(Visual layout records)
====

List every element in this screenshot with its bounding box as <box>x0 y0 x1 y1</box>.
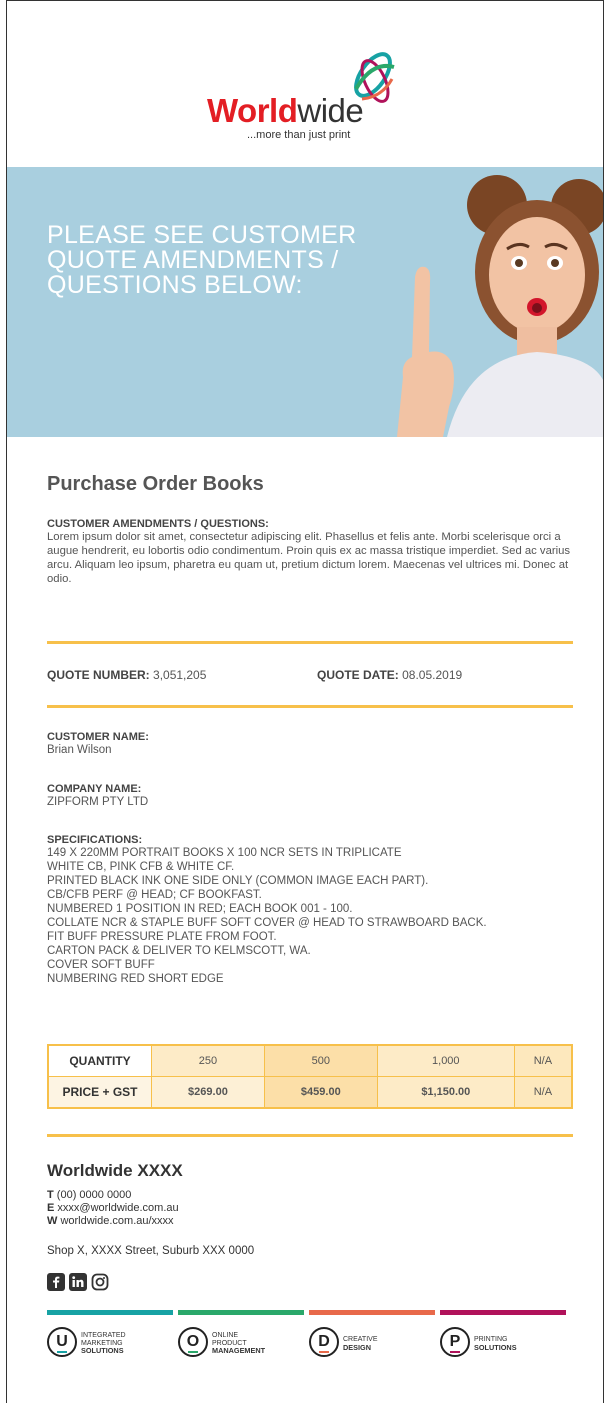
quantity-cell: 250 <box>151 1044 265 1077</box>
divider <box>47 1134 573 1137</box>
quantity-row: QUANTITY 250 500 1,000 N/A <box>47 1044 573 1077</box>
spec-line: CARTON PACK & DELIVER TO KELMSCOTT, WA. <box>47 945 311 957</box>
price-cell: $459.00 <box>263 1076 378 1109</box>
quote-number: QUOTE NUMBER: 3,051,205 <box>47 668 206 682</box>
logo-word-bold: World <box>207 92 298 129</box>
linkedin-icon[interactable] <box>69 1273 87 1291</box>
teal-bar <box>47 1310 173 1315</box>
logo-tagline: ...more than just print <box>247 129 351 141</box>
green-bar <box>178 1310 304 1315</box>
quote-number-label: QUOTE NUMBER: <box>47 668 150 682</box>
divider <box>47 641 573 644</box>
footer-company-name: Worldwide XXXX <box>47 1161 183 1180</box>
spec-line: PRINTED BLACK INK ONE SIDE ONLY (COMMON … <box>47 875 429 887</box>
hero-banner: PLEASE SEE CUSTOMER QUOTE AMENDMENTS / Q… <box>7 167 603 437</box>
o-badge-icon: O <box>178 1327 208 1357</box>
contact-details: T (00) 0000 0000 E xxxx@worldwide.com.au… <box>47 1189 179 1228</box>
customer-name-field: CUSTOMER NAME: Brian Wilson <box>47 731 573 756</box>
company-name-label: COMPANY NAME: <box>47 783 142 795</box>
amendments-section: CUSTOMER AMENDMENTS / QUESTIONS: Lorem i… <box>47 518 573 586</box>
quote-date-value: 08.05.2019 <box>402 668 463 682</box>
web-line: W worldwide.com.au/xxxx <box>47 1215 174 1227</box>
surprised-woman-image <box>397 175 603 437</box>
spec-line: NUMBERED 1 POSITION IN RED; EACH BOOK 00… <box>47 903 353 915</box>
spec-line: NUMBERING RED SHORT EDGE <box>47 973 224 985</box>
price-row: PRICE + GST $269.00 $459.00 $1,150.00 N/… <box>47 1076 573 1109</box>
spec-line: 149 x 220mm PORTRAIT BOOKS x 100 NCR SET… <box>47 847 402 859</box>
spec-line: WHITE CB, PINK CFB & WHITE CF. <box>47 861 235 873</box>
quantity-cell: 500 <box>263 1044 378 1077</box>
spec-line: FIT BUFF PRESSURE PLATE FROM FOOT. <box>47 931 277 943</box>
web-link[interactable]: worldwide.com.au/xxxx <box>60 1215 173 1227</box>
quantity-cell: 1,000 <box>376 1044 515 1077</box>
service-label: ONLINE PRODUCT MANAGEMENT <box>212 1332 266 1355</box>
hero-headline: PLEASE SEE CUSTOMER QUOTE AMENDMENTS / Q… <box>47 221 357 299</box>
price-cell: $269.00 <box>151 1076 265 1109</box>
price-cell: N/A <box>513 1076 573 1109</box>
magenta-bar <box>440 1310 566 1315</box>
quote-date: QUOTE DATE: 08.05.2019 <box>317 668 462 682</box>
price-label: PRICE + GST <box>47 1076 152 1109</box>
page-title: Purchase Order Books <box>47 473 264 495</box>
worldwide-logo[interactable]: Worldwide ...more than just print <box>197 49 397 149</box>
service-label: INTEGRATED MARKETING SOLUTIONS <box>81 1332 126 1355</box>
social-links <box>47 1273 109 1291</box>
service-color-bars <box>47 1310 573 1315</box>
p-badge-icon: P <box>440 1327 470 1357</box>
amendments-label: CUSTOMER AMENDMENTS / QUESTIONS: <box>47 518 269 530</box>
service-label: CREATIVE DESIGN <box>343 1336 378 1352</box>
phone-line: T (00) 0000 0000 <box>47 1189 132 1201</box>
facebook-icon[interactable] <box>47 1273 65 1291</box>
u-badge-icon: U <box>47 1327 77 1357</box>
price-cell: $1,150.00 <box>376 1076 515 1109</box>
email-link[interactable]: xxxx@worldwide.com.au <box>57 1202 178 1214</box>
logo-wordmark: Worldwide <box>207 92 364 129</box>
email-frame: Worldwide ...more than just print PLEASE… <box>6 0 604 1403</box>
company-name-field: COMPANY NAME: ZIPFORM PTY LTD <box>47 783 573 808</box>
address: Shop X, XXXX Street, Suburb XXX 0000 <box>47 1245 255 1257</box>
email-line: E xxxx@worldwide.com.au <box>47 1202 179 1214</box>
specifications-field: SPECIFICATIONS: 149 x 220mm PORTRAIT BOO… <box>47 834 573 986</box>
spec-line: COLLATE NCR & STAPLE BUFF SOFT COVER @ H… <box>47 917 487 929</box>
quantity-label: QUANTITY <box>47 1044 152 1077</box>
quantity-cell: N/A <box>513 1044 573 1077</box>
amendments-text: Lorem ipsum dolor sit amet, consectetur … <box>47 531 571 585</box>
instagram-icon[interactable] <box>91 1273 109 1291</box>
d-badge-icon: D <box>309 1327 339 1357</box>
company-name-value: ZIPFORM PTY LTD <box>47 796 149 808</box>
quote-number-value: 3,051,205 <box>153 668 207 682</box>
spec-line: COVER SOFT BUFF <box>47 959 155 971</box>
logo-word-thin: wide <box>297 92 364 129</box>
service-label: PRINTING SOLUTIONS <box>474 1336 517 1352</box>
phone-link[interactable]: (00) 0000 0000 <box>57 1189 132 1201</box>
pricing-table: QUANTITY 250 500 1,000 N/A PRICE + GST $… <box>47 1044 573 1109</box>
orange-bar <box>309 1310 435 1315</box>
customer-name-value: Brian Wilson <box>47 744 112 756</box>
quote-date-label: QUOTE DATE: <box>317 668 399 682</box>
customer-name-label: CUSTOMER NAME: <box>47 731 149 743</box>
divider <box>47 705 573 708</box>
spec-line: CB/CFB PERF @ HEAD; CF BOOKFAST. <box>47 889 262 901</box>
specifications-label: SPECIFICATIONS: <box>47 834 143 846</box>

====

→ **WHAT THIS TASK INVOLVES**: Retype the lines above without any change, beginning at the line that contains "quantity-cell: 250 <box>151" and stopping after the line that contains "spec-line: WHITE CB, PINK".

→ **RIGHT ANSWER**:
quantity-cell: 250 <box>151 1044 265 1077</box>
divider <box>47 1134 573 1137</box>
quantity-row: QUANTITY 250 500 1,000 N/A <box>47 1044 573 1077</box>
spec-line: CARTON PACK & DELIVER TO KELMSCOTT, WA. <box>47 945 311 957</box>
price-cell: $459.00 <box>263 1076 378 1109</box>
quote-number: QUOTE NUMBER: 3,051,205 <box>47 668 206 682</box>
logo-word-bold: World <box>207 92 298 129</box>
linkedin-icon[interactable] <box>69 1273 87 1291</box>
teal-bar <box>47 1310 173 1315</box>
logo-tagline: ...more than just print <box>247 129 351 141</box>
green-bar <box>178 1310 304 1315</box>
quote-number-label: QUOTE NUMBER: <box>47 668 150 682</box>
divider <box>47 641 573 644</box>
footer-company-name: Worldwide XXXX <box>47 1161 183 1180</box>
spec-line: PRINTED BLACK INK ONE SIDE ONLY (COMMON … <box>47 875 429 887</box>
hero-banner: PLEASE SEE CUSTOMER QUOTE AMENDMENTS / Q… <box>7 167 603 437</box>
o-badge-icon: O <box>178 1327 208 1357</box>
contact-details: T (00) 0000 0000 E xxxx@worldwide.com.au… <box>47 1189 179 1228</box>
customer-name-field: CUSTOMER NAME: Brian Wilson <box>47 731 573 756</box>
company-name-label: COMPANY NAME: <box>47 783 142 795</box>
amendments-section: CUSTOMER AMENDMENTS / QUESTIONS: Lorem i… <box>47 518 573 586</box>
quote-date-value: 08.05.2019 <box>402 668 463 682</box>
web-line: W worldwide.com.au/xxxx <box>47 1215 174 1227</box>
surprised-woman-image <box>397 175 603 437</box>
spec-line: NUMBERED 1 POSITION IN RED; EACH BOOK 00… <box>47 903 353 915</box>
spec-line: NUMBERING RED SHORT EDGE <box>47 973 224 985</box>
price-row: PRICE + GST $269.00 $459.00 $1,150.00 N/… <box>47 1076 573 1109</box>
spec-line: 149 x 220mm PORTRAIT BOOKS x 100 NCR SET… <box>47 847 402 859</box>
spec-line: WHITE CB, PINK CFB & WHITE CF. <box>47 861 235 873</box>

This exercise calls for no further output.